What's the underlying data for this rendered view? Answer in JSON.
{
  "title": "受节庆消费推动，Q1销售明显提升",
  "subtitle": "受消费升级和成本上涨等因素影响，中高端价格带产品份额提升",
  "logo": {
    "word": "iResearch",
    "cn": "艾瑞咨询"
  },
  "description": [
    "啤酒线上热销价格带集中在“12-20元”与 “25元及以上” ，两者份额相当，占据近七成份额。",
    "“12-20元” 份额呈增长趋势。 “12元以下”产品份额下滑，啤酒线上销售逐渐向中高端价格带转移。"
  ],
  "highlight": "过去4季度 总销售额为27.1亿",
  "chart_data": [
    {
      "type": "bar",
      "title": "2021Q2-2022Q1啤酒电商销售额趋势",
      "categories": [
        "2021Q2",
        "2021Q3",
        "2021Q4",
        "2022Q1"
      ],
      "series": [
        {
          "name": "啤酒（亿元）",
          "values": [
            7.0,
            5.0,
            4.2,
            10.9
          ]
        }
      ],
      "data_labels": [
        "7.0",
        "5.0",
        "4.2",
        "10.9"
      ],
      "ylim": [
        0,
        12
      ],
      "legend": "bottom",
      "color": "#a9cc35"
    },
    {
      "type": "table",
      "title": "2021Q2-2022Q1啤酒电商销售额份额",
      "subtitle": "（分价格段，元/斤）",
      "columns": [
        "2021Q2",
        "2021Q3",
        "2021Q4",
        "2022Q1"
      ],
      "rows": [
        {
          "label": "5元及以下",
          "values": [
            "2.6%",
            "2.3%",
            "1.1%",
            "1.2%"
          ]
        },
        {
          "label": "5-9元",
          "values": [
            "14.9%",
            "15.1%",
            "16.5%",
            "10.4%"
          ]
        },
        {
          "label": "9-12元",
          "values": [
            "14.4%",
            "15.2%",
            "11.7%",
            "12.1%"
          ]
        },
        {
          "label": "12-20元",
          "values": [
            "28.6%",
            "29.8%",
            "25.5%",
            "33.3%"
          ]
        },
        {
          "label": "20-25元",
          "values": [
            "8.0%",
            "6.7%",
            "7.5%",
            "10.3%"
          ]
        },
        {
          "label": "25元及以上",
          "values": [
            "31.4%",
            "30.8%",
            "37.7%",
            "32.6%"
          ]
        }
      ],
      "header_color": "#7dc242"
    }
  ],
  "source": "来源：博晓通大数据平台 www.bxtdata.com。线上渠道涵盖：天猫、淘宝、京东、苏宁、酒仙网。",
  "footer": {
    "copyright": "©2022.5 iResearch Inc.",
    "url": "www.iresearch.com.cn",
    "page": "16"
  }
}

#### What to do:
Go through the records above and set each one down exactly, please.

#### Exercise response:
What's the underlying data for this rendered view? Answer in JSON.
{
  "title": "受节庆消费推动，Q1销售明显提升",
  "subtitle": "受消费升级和成本上涨等因素影响，中高端价格带产品份额提升",
  "logo": {
    "word": "iResearch",
    "cn": "艾瑞咨询"
  },
  "description": [
    "啤酒线上热销价格带集中在“12-20元”与 “25元及以上” ，两者份额相当，占据近七成份额。",
    "“12-20元” 份额呈增长趋势。 “12元以下”产品份额下滑，啤酒线上销售逐渐向中高端价格带转移。"
  ],
  "highlight": "过去4季度 总销售额为27.1亿",
  "chart_data": [
    {
      "type": "bar",
      "title": "2021Q2-2022Q1啤酒电商销售额趋势",
      "categories": [
        "2021Q2",
        "2021Q3",
        "2021Q4",
        "2022Q1"
      ],
      "series": [
        {
          "name": "啤酒（亿元）",
          "values": [
            7.0,
            5.0,
            4.2,
            10.9
          ]
        }
      ],
      "data_labels": [
        "7.0",
        "5.0",
        "4.2",
        "10.9"
      ],
      "ylim": [
        0,
        12
      ],
      "legend": "bottom",
      "color": "#a9cc35"
    },
    {
      "type": "table",
      "title": "2021Q2-2022Q1啤酒电商销售额份额",
      "subtitle": "（分价格段，元/斤）",
      "columns": [
        "2021Q2",
        "2021Q3",
        "2021Q4",
        "2022Q1"
      ],
      "rows": [
        {
          "label": "5元及以下",
          "values": [
            "2.6%",
            "2.3%",
            "1.1%",
            "1.2%"
          ]
        },
        {
          "label": "5-9元",
          "values": [
            "14.9%",
            "15.1%",
            "16.5%",
            "10.4%"
          ]
        },
        {
          "label": "9-12元",
          "values": [
            "14.4%",
            "15.2%",
            "11.7%",
            "12.1%"
          ]
        },
        {
          "label": "12-20元",
          "values": [
            "28.6%",
            "29.8%",
            "25.5%",
            "33.3%"
          ]
        },
        {
          "label": "20-25元",
          "values": [
            "8.0%",
            "6.7%",
            "7.5%",
            "10.3%"
          ]
        },
        {
          "label": "25元及以上",
          "values": [
            "31.4%",
            "30.8%",
            "37.7%",
            "32.6%"
          ]
        }
      ],
      "header_color": "#7dc242"
    }
  ],
  "source": "来源：博晓通大数据平台 www.bxtdata.com。线上渠道涵盖：天猫、淘宝、京东、苏宁、酒仙网。",
  "footer": {
    "copyright": "©2022.5 iResearch Inc.",
    "url": "www.iresearch.com.cn",
    "page": "16"
  }
}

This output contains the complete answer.